_What to produce:_
Take the line that has "Read out every word on this page." in it and every line after it to the end of the entries, and reproduce them exactly.

Dataset items
#####

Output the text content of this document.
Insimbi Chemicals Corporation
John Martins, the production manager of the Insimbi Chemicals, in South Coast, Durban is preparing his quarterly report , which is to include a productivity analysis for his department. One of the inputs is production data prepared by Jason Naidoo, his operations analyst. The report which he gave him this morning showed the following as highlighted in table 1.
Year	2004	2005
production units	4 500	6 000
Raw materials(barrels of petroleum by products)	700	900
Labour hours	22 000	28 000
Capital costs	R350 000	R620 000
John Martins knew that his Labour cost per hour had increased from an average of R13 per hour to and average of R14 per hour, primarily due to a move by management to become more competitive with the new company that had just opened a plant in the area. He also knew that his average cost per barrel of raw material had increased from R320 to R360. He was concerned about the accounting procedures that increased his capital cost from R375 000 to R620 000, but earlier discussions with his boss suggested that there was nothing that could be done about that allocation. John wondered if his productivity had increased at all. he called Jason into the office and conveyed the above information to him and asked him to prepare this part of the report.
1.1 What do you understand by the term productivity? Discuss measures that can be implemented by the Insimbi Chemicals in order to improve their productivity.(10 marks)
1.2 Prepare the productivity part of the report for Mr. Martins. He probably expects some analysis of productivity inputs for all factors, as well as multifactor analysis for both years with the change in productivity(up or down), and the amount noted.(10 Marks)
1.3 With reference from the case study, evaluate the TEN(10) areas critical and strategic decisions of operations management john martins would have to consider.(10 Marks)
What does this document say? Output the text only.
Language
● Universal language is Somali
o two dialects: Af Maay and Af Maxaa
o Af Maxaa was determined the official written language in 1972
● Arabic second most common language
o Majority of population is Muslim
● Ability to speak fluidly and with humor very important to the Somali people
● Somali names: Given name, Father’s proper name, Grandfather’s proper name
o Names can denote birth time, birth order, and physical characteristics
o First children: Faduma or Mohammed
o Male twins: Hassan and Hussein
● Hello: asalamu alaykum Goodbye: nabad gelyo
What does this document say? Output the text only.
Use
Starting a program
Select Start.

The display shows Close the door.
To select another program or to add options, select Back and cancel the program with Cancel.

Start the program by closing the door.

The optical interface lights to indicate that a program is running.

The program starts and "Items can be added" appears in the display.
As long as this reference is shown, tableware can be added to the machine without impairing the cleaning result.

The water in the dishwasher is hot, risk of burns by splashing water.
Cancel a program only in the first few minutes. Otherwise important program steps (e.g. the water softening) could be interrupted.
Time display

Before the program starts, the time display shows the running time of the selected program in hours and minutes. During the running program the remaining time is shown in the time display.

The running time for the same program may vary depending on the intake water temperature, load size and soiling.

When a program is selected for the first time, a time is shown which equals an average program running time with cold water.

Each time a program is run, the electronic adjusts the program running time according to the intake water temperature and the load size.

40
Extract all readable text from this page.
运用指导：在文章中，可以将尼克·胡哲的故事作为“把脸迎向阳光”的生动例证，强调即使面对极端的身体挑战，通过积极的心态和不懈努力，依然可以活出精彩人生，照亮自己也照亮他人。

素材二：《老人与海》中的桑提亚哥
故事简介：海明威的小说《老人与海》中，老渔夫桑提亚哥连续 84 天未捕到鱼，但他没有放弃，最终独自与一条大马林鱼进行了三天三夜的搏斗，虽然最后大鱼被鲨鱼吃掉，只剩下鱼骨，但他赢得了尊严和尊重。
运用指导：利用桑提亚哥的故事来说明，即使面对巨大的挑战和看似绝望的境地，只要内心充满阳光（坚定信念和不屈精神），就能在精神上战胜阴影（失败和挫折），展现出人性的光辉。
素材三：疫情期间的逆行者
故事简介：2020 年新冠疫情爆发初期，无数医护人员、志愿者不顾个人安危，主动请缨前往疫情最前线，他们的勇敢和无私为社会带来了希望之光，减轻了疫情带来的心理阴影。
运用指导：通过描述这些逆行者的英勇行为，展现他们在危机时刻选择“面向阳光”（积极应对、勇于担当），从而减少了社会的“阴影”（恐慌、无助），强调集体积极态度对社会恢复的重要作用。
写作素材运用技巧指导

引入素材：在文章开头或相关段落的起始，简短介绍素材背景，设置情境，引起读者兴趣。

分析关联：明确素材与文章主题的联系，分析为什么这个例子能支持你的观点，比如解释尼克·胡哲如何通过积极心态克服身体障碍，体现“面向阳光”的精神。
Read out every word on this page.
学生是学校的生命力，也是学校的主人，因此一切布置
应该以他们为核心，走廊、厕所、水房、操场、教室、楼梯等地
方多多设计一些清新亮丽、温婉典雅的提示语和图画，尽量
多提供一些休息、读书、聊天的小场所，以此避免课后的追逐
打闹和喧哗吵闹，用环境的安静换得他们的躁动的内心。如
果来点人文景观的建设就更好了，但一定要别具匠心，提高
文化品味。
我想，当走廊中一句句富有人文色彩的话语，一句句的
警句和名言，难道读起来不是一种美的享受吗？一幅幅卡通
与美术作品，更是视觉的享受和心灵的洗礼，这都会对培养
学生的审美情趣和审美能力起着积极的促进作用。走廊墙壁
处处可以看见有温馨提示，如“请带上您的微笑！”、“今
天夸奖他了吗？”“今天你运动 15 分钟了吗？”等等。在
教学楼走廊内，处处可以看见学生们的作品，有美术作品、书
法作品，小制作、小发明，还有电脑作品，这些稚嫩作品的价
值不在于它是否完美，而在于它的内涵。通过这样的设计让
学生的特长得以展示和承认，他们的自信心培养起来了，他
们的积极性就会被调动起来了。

#####

_Answer for the task:_
Read out every word on this page.
学生是学校的生命力，也是学校的主人，因此一切布置
应该以他们为核心，走廊、厕所、水房、操场、教室、楼梯等地
方多多设计一些清新亮丽、温婉典雅的提示语和图画，尽量
多提供一些休息、读书、聊天的小场所，以此避免课后的追逐
打闹和喧哗吵闹，用环境的安静换得他们的躁动的内心。如
果来点人文景观的建设就更好了，但一定要别具匠心，提高
文化品味。
我想，当走廊中一句句富有人文色彩的话语，一句句的
警句和名言，难道读起来不是一种美的享受吗？一幅幅卡通
与美术作品，更是视觉的享受和心灵的洗礼，这都会对培养
学生的审美情趣和审美能力起着积极的促进作用。走廊墙壁
处处可以看见有温馨提示，如“请带上您的微笑！”、“今
天夸奖他了吗？”“今天你运动 15 分钟了吗？”等等。在
教学楼走廊内，处处可以看见学生们的作品，有美术作品、书
法作品，小制作、小发明，还有电脑作品，这些稚嫩作品的价
值不在于它是否完美，而在于它的内涵。通过这样的设计让
学生的特长得以展示和承认，他们的自信心培养起来了，他
们的积极性就会被调动起来了。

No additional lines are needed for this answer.